• REQUIRED ACTION
Report how many lines below include "Adaptive", giving the figure alone.

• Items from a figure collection
※ ※ ※
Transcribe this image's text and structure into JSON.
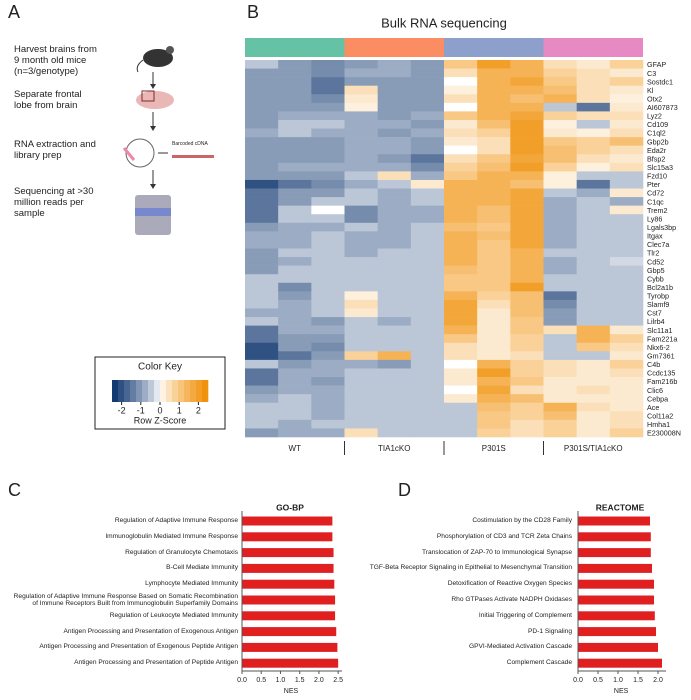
{
  "panels": {
    "letters": [
      "A",
      "B",
      "C",
      "D"
    ]
  },
  "workflow": {
    "steps": [
      "Harvest brains from\n9 month old mice\n(n=3/genotype)",
      "Separate frontal\nlobe from brain",
      "RNA extraction and\nlibrary prep",
      "Sequencing at >30\nmillion reads per\nsample"
    ],
    "cdna_label": "Barcoded cDNA"
  },
  "chart_data": [
    {
      "type": "heatmap",
      "title": "Bulk RNA sequencing",
      "groups": [
        {
          "name": "WT",
          "color": "#66c2a5"
        },
        {
          "name": "TIA1cKO",
          "color": "#fc8d62"
        },
        {
          "name": "P301S",
          "color": "#8da0cb"
        },
        {
          "name": "P301S/TIA1cKO",
          "color": "#e78ac3"
        }
      ],
      "rows": [
        "GFAP",
        "C3",
        "Sostdc1",
        "Kl",
        "Otx2",
        "AI607873",
        "Lyz2",
        "Cd109",
        "C1ql2",
        "Gbp2b",
        "Eda2r",
        "Bfsp2",
        "Slc15a3",
        "Fzd10",
        "Pter",
        "Cd72",
        "C1qc",
        "Trem2",
        "Ly86",
        "Lgals3bp",
        "Itgax",
        "Clec7a",
        "Tlr2",
        "Cd52",
        "Gbp5",
        "Cybb",
        "Bcl2a1b",
        "Tyrobp",
        "Slamf9",
        "Cst7",
        "Lilrb4",
        "Slc11a1",
        "Fam221a",
        "Nkx6-2",
        "Gm7361",
        "C4b",
        "Ccdc135",
        "Fam216b",
        "Clic6",
        "Cebpa",
        "Ace",
        "Col11a2",
        "Hmha1",
        "E230008N"
      ],
      "values": [
        [
          -0.5,
          -1,
          -1.2,
          -1,
          -0.8,
          -1,
          1,
          2,
          1.5,
          0.5,
          0.3,
          0.8
        ],
        [
          -1,
          -1,
          -1.2,
          -0.8,
          -0.8,
          -1,
          0.5,
          1.5,
          1.5,
          0.8,
          0.5,
          0.3
        ],
        [
          -1,
          -1,
          -1.5,
          -1,
          -1,
          -1,
          0,
          1.5,
          1.8,
          1,
          0.5,
          0.8
        ],
        [
          -1,
          -1,
          -1.5,
          0.5,
          -1,
          -1,
          0.2,
          1.5,
          1.5,
          1.2,
          0.5,
          0.3
        ],
        [
          -1,
          -1,
          -1.2,
          0.3,
          -1,
          -1,
          0.5,
          1.5,
          1.2,
          1.5,
          0.5,
          0.2
        ],
        [
          -1,
          -1,
          -1,
          0.2,
          -1,
          -1,
          0,
          1.5,
          1.5,
          -0.5,
          -1.5,
          0.3
        ],
        [
          -1,
          -0.8,
          -0.8,
          -0.8,
          -1,
          -0.8,
          1,
          1.5,
          1.8,
          0.8,
          0.5,
          0.5
        ],
        [
          -1,
          -0.5,
          -0.5,
          -0.8,
          -0.8,
          -1,
          0.3,
          1.2,
          2,
          0.2,
          -0.5,
          0.3
        ],
        [
          -0.8,
          -0.5,
          -0.8,
          -0.8,
          -1,
          -0.8,
          0.5,
          0.8,
          2,
          0.3,
          0.2,
          0.5
        ],
        [
          -1,
          -1,
          -1,
          -0.8,
          -0.8,
          -1,
          0.3,
          0.5,
          2,
          1,
          0.8,
          1.2
        ],
        [
          -1,
          -1,
          -1,
          -0.8,
          -0.8,
          -1,
          0,
          0.5,
          2,
          1.2,
          0.8,
          0.5
        ],
        [
          -1,
          -1,
          -1,
          -0.8,
          -1,
          -1.5,
          0.5,
          1,
          1.8,
          1.2,
          0.5,
          0.3
        ],
        [
          -1,
          -0.8,
          -0.8,
          -0.8,
          -0.8,
          -1.2,
          0.8,
          1.2,
          2,
          0.8,
          0.2,
          0.5
        ],
        [
          -1,
          -1,
          -1,
          -0.5,
          0.5,
          -0.8,
          1,
          1.5,
          1.5,
          0.2,
          -0.5,
          -0.5
        ],
        [
          -2,
          -1.5,
          -1.2,
          -0.8,
          -0.5,
          0.3,
          1.5,
          1.5,
          1.2,
          0.2,
          -1.5,
          -0.5
        ],
        [
          -1.5,
          -1,
          -1,
          -0.5,
          -0.8,
          -0.5,
          1.5,
          1.5,
          1.8,
          -0.5,
          -0.8,
          0.3
        ],
        [
          -1.5,
          -1,
          -0.5,
          -0.5,
          -0.8,
          -0.5,
          1.5,
          1.5,
          1.8,
          -0.8,
          -0.5,
          -0.8
        ],
        [
          -1.5,
          -0.5,
          0,
          -1.2,
          -0.8,
          -0.8,
          1.5,
          1.2,
          1.8,
          -0.8,
          -0.5,
          0.3
        ],
        [
          -1.5,
          -0.5,
          -0.5,
          -1.2,
          -0.8,
          -0.8,
          1.5,
          1.2,
          1.8,
          -0.8,
          -0.5,
          -0.5
        ],
        [
          -1,
          -0.8,
          -0.8,
          -0.5,
          -0.8,
          -0.5,
          1.2,
          1,
          1.8,
          -0.8,
          -0.5,
          -0.5
        ],
        [
          -0.8,
          -0.8,
          -0.5,
          -0.8,
          -0.8,
          -0.5,
          1.5,
          1.2,
          1.8,
          -0.8,
          -0.5,
          -0.5
        ],
        [
          -0.8,
          -0.8,
          -0.5,
          -0.8,
          -0.8,
          -0.5,
          1.5,
          1,
          1.8,
          -0.8,
          -0.5,
          -0.5
        ],
        [
          -1,
          -0.5,
          -0.5,
          -0.8,
          -0.5,
          -0.5,
          1.5,
          1,
          1.5,
          -0.5,
          -0.5,
          -0.5
        ],
        [
          -1,
          -0.8,
          -0.5,
          -0.5,
          -0.5,
          -0.5,
          1.5,
          1,
          1.5,
          -0.8,
          -0.5,
          -0.3
        ],
        [
          -1,
          -0.5,
          -0.5,
          -0.5,
          -0.5,
          -0.5,
          1.2,
          1,
          1.5,
          -0.8,
          -0.5,
          -0.5
        ],
        [
          -0.5,
          -0.5,
          -0.5,
          -0.5,
          -0.5,
          -0.5,
          1,
          1,
          1.5,
          -0.5,
          -0.5,
          -0.5
        ],
        [
          -0.5,
          -1.2,
          -0.5,
          -0.5,
          -0.5,
          -0.5,
          1,
          1,
          2,
          -0.5,
          -0.5,
          -0.5
        ],
        [
          -0.5,
          -1,
          -0.5,
          0.2,
          -0.5,
          -0.5,
          1.5,
          0.8,
          1.2,
          -1.5,
          -0.5,
          -0.5
        ],
        [
          -0.5,
          -0.8,
          -0.5,
          0.5,
          -0.5,
          -0.5,
          1.8,
          0.5,
          1.2,
          -1.2,
          -0.5,
          -0.5
        ],
        [
          -0.8,
          -0.8,
          -0.5,
          0.3,
          -0.5,
          -0.5,
          1.8,
          0.3,
          1.2,
          -1,
          -0.5,
          -0.5
        ],
        [
          -0.5,
          -0.8,
          -1,
          -0.5,
          -0.8,
          -0.5,
          1.8,
          0.3,
          1,
          -1,
          -0.5,
          -0.5
        ],
        [
          -1.5,
          -0.8,
          -0.8,
          -0.5,
          -0.5,
          -0.5,
          1.5,
          0.3,
          1,
          0.5,
          1.5,
          0.3
        ],
        [
          -1.5,
          -1,
          -1,
          -0.5,
          -0.5,
          -0.5,
          1,
          0.3,
          0.8,
          -0.5,
          1.5,
          0.8
        ],
        [
          -2,
          -1,
          -1.2,
          -0.5,
          -0.5,
          -0.5,
          0.5,
          0.3,
          0.8,
          -0.5,
          1,
          0.5
        ],
        [
          -2,
          -1.5,
          -1,
          0.8,
          1.5,
          -0.5,
          0.5,
          0.3,
          0.5,
          -0.5,
          -0.5,
          0.3
        ],
        [
          -0.5,
          -1,
          -0.8,
          -0.8,
          -1,
          -0.5,
          0,
          1.5,
          0.8,
          0.5,
          0.3,
          0.8
        ],
        [
          -1.5,
          -0.8,
          -0.8,
          -0.5,
          -0.5,
          -0.5,
          0.3,
          2,
          0.8,
          0.5,
          0.3,
          0.5
        ],
        [
          -1.5,
          -0.8,
          -1,
          -0.5,
          -0.5,
          -0.5,
          0.3,
          1.5,
          1,
          0.3,
          0.3,
          0.3
        ],
        [
          -1,
          -0.8,
          -0.8,
          -0.5,
          -0.5,
          -0.5,
          0,
          1.8,
          0.5,
          0.3,
          0.5,
          0.3
        ],
        [
          -0.8,
          -0.5,
          -0.8,
          -0.5,
          -0.5,
          -0.5,
          0.3,
          1.5,
          1.2,
          0.3,
          0.3,
          0.3
        ],
        [
          -0.5,
          -0.5,
          -0.8,
          -0.5,
          -0.5,
          -0.5,
          -0.5,
          1.2,
          0.8,
          1.5,
          0.5,
          0.3
        ],
        [
          -0.5,
          -0.5,
          -0.8,
          -0.5,
          -0.5,
          -0.5,
          -0.5,
          1,
          0.8,
          1.2,
          0.3,
          0.5
        ],
        [
          -0.5,
          -0.8,
          -0.5,
          -0.5,
          -0.5,
          -0.5,
          -0.5,
          1,
          0.5,
          0.8,
          0.3,
          0.5
        ],
        [
          -1,
          -0.8,
          -0.8,
          0.5,
          -0.5,
          -0.5,
          -0.5,
          0.8,
          0.5,
          0.8,
          0.3,
          0.8
        ]
      ],
      "colors": [
        "#08306b",
        "#ffffff",
        "#f08c00"
      ],
      "color_key": {
        "title": "Color Key",
        "label": "Row Z-Score",
        "range": [
          -2.5,
          2.5
        ],
        "ticks": [
          -2,
          -1,
          0,
          1,
          2
        ]
      }
    },
    {
      "type": "barh",
      "title": "GO-BP",
      "xlabel": "NES",
      "color": "#e02020",
      "categories": [
        "Regulation of Adaptive Immune Response",
        "Immunoglobulin Mediated Immune Response",
        "Regulation of Granulocyte Chemotaxis",
        "B-Cell Mediate Immunity",
        "Lymphocyte Mediated Immunity",
        "Regulation of Adaptive Immune Response Based on Somatic Recombination\nof Immune Receptors Built from Immunoglobulin Superfamily Domains",
        "Regulation of Leukocyte Mediated Immunity",
        "Antigen Processing and Presentation of Exogenous Antigen",
        "Antigen Processing and Presentation of Exogenous Peptide Antigen",
        "Antigen Processing and Presentation of Peptide Antigen"
      ],
      "values": [
        2.35,
        2.35,
        2.38,
        2.38,
        2.4,
        2.42,
        2.42,
        2.45,
        2.48,
        2.5
      ],
      "xlim": [
        0,
        2.6
      ],
      "xticks": [
        {
          "value": 0,
          "label": "0.0"
        },
        0.5,
        {
          "value": 1,
          "label": "1.0"
        },
        1.5,
        {
          "value": 2,
          "label": "2.0"
        },
        2.5
      ]
    },
    {
      "type": "barh",
      "title": "REACTOME",
      "xlabel": "NES",
      "color": "#e02020",
      "categories": [
        "Costimulation by the CD28 Family",
        "Phosphorylation of CD3 and TCR Zeta Chains",
        "Translocation of ZAP-70 to Immunological Synapse",
        "TGF-Beta Receptor Signaling in Epithelial to Mesenchymal Transition",
        "Detoxification of Reactive Oxygen Species",
        "Rho GTPases Activate NADPH Oxidases",
        "Initial Triggering of Complement",
        "PD-1 Signaling",
        "GPVI-Mediated Activation Cascade",
        "Complement Cascade"
      ],
      "values": [
        1.8,
        1.82,
        1.82,
        1.85,
        1.9,
        1.9,
        1.92,
        1.95,
        2.0,
        2.1
      ],
      "xlim": [
        0,
        2.2
      ],
      "xticks": [
        {
          "value": 0,
          "label": "0.0"
        },
        0.5,
        {
          "value": 1,
          "label": "1.0"
        },
        1.5,
        {
          "value": 2,
          "label": "2.0"
        }
      ]
    }
  ]
}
※ ※ ※
• TASK OUTPUT
2